### [EXERCISE DETAILS]
Output the lines of the material starting at the one containing "hand-wash-icon (303, 1252, 363, 1312)" and ending at the one containing "app-bar: Location for", both included, exactly as they appear there.

### [Annotated region listings]
* * *
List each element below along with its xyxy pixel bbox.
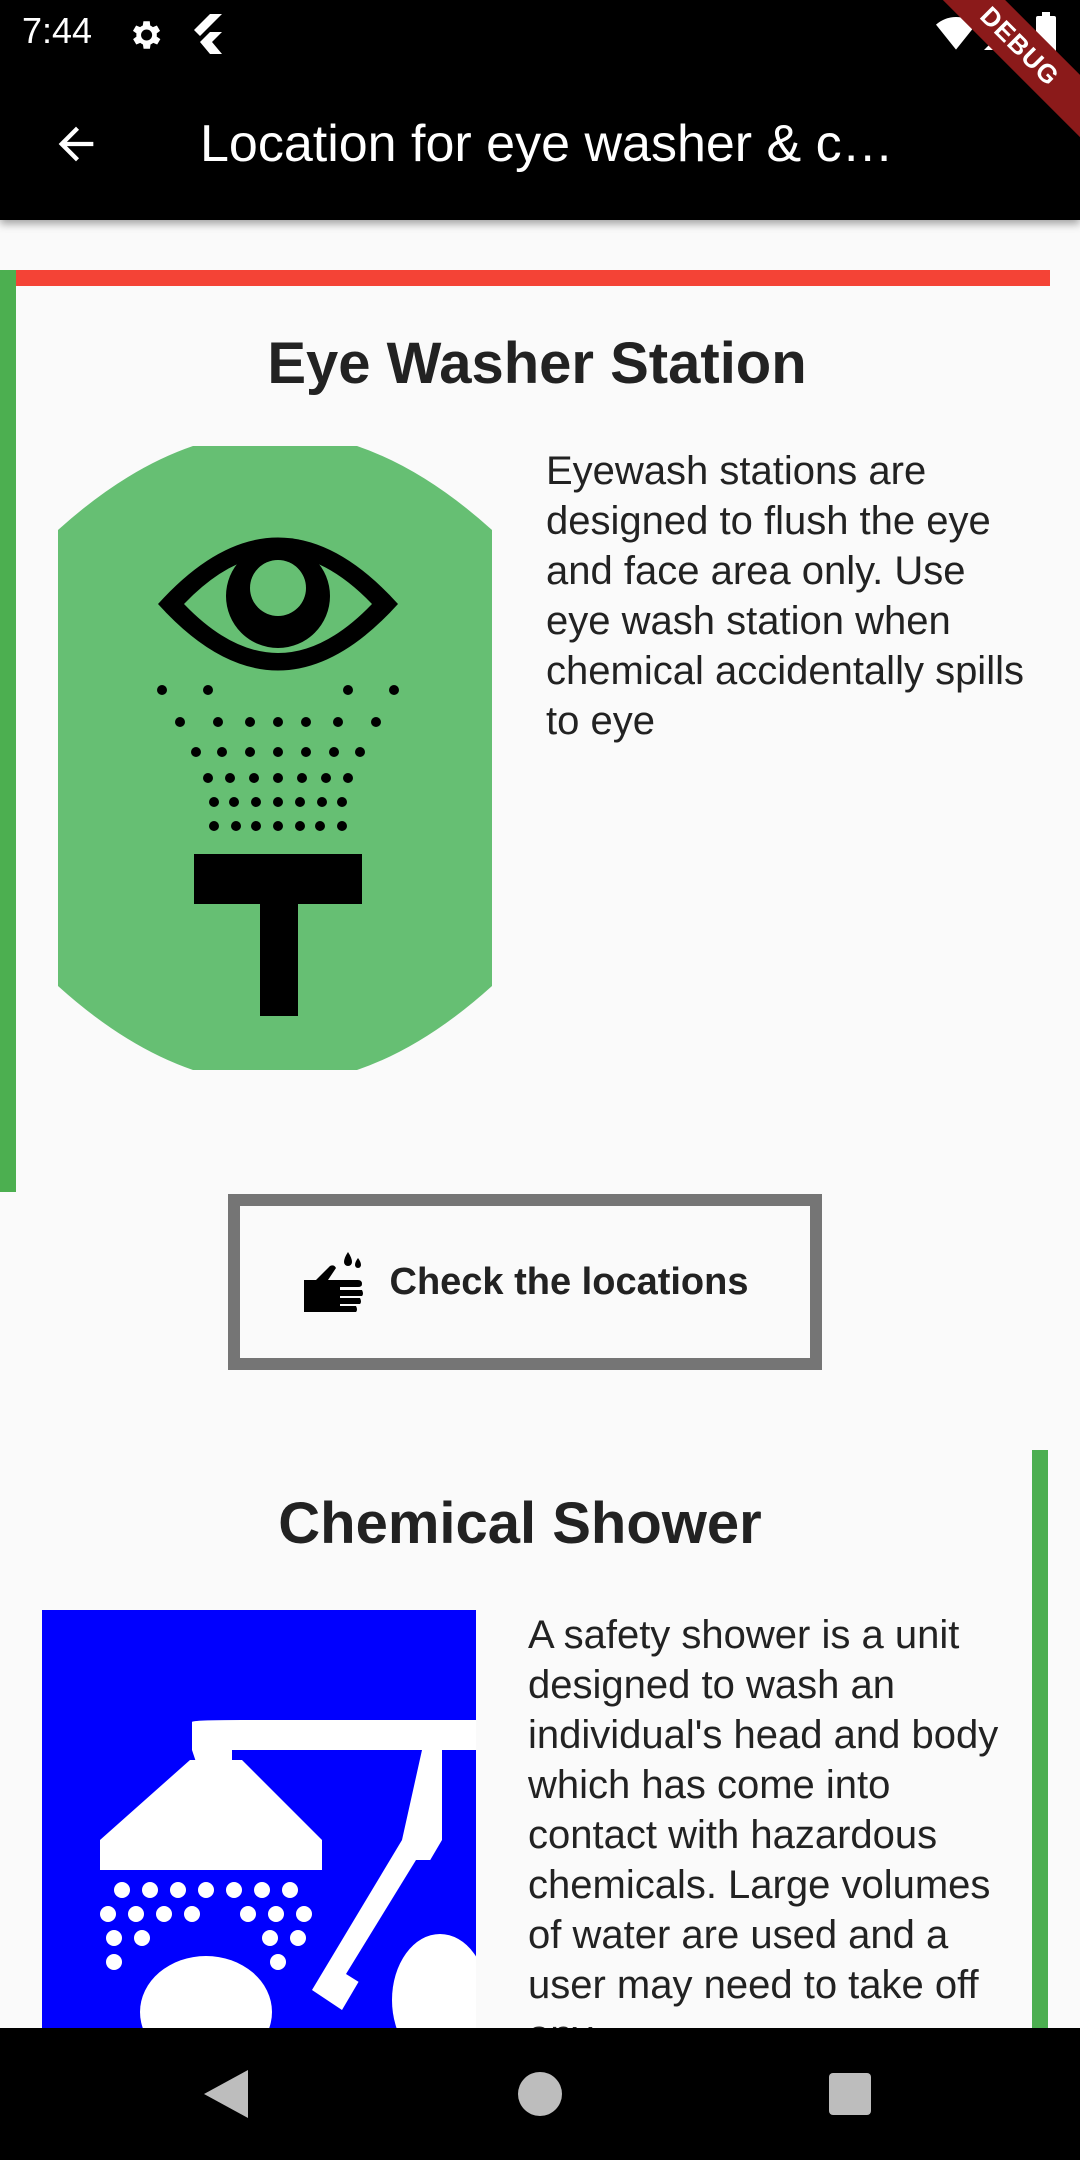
hand-wash-icon (303, 1252, 363, 1312)
flutter-icon (190, 14, 224, 59)
eye-washer-card: Eye Washer Station Eyewash stations are … (0, 270, 1050, 1192)
nav-recents-button[interactable] (820, 2064, 880, 2124)
status-time: 7:44 (22, 10, 93, 51)
gear-icon (126, 16, 164, 59)
chemical-shower-title: Chemical Shower (278, 1491, 762, 1556)
eye-wash-icon (58, 432, 492, 1084)
eye-washer-title: Eye Washer Station (267, 331, 807, 396)
page-title: Location for eye washer & chemical showe… (200, 115, 900, 173)
back-button[interactable] (44, 112, 108, 176)
chemical-shower-description: A safety shower is a unit designed to wa… (528, 1613, 999, 2028)
nav-home-button[interactable] (510, 2064, 570, 2124)
chemical-shower-card: Chemical Shower A safety shower is a uni… (0, 1450, 1050, 2028)
app-bar: Location for eye washer & chemical showe… (0, 68, 1080, 220)
back-triangle-icon (204, 2070, 248, 2118)
safety-shower-icon (42, 1610, 476, 2028)
eye-washer-description: Eyewash stations are designed to flush t… (546, 449, 1024, 743)
home-circle-icon (518, 2072, 562, 2116)
status-bar: 7:44 (0, 0, 1080, 68)
card-left-border (0, 270, 16, 1192)
system-nav-bar (0, 2028, 1080, 2160)
content-scroll-area[interactable]: Eye Washer Station Eyewash stations are … (0, 220, 1080, 2028)
nav-back-button[interactable] (196, 2064, 256, 2124)
card-top-border (0, 270, 1050, 286)
arrow-back-icon (58, 126, 94, 162)
recents-square-icon (829, 2073, 871, 2115)
check-locations-label: Check the locations (389, 1260, 749, 1303)
check-locations-button[interactable]: Check the locations (228, 1194, 822, 1370)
* * *
### [FINISHED ANSWER]
hand-wash-icon (303, 1252, 363, 1312)
flutter-icon (190, 14, 224, 59)
eye-washer-card: Eye Washer Station Eyewash stations are … (0, 270, 1050, 1192)
nav-recents-button[interactable] (820, 2064, 880, 2124)
status-time: 7:44 (22, 10, 93, 51)
gear-icon (126, 16, 164, 59)
chemical-shower-title: Chemical Shower (278, 1491, 762, 1556)
eye-wash-icon (58, 432, 492, 1084)
eye-washer-title: Eye Washer Station (267, 331, 807, 396)
page-title: Location for eye washer & chemical showe… (200, 115, 900, 173)
back-button[interactable] (44, 112, 108, 176)
chemical-shower-description: A safety shower is a unit designed to wa… (528, 1613, 999, 2028)
nav-home-button[interactable] (510, 2064, 570, 2124)
chemical-shower-card: Chemical Shower A safety shower is a uni… (0, 1450, 1050, 2028)
app-bar: Location for eye washer & chemical showe… (0, 68, 1080, 220)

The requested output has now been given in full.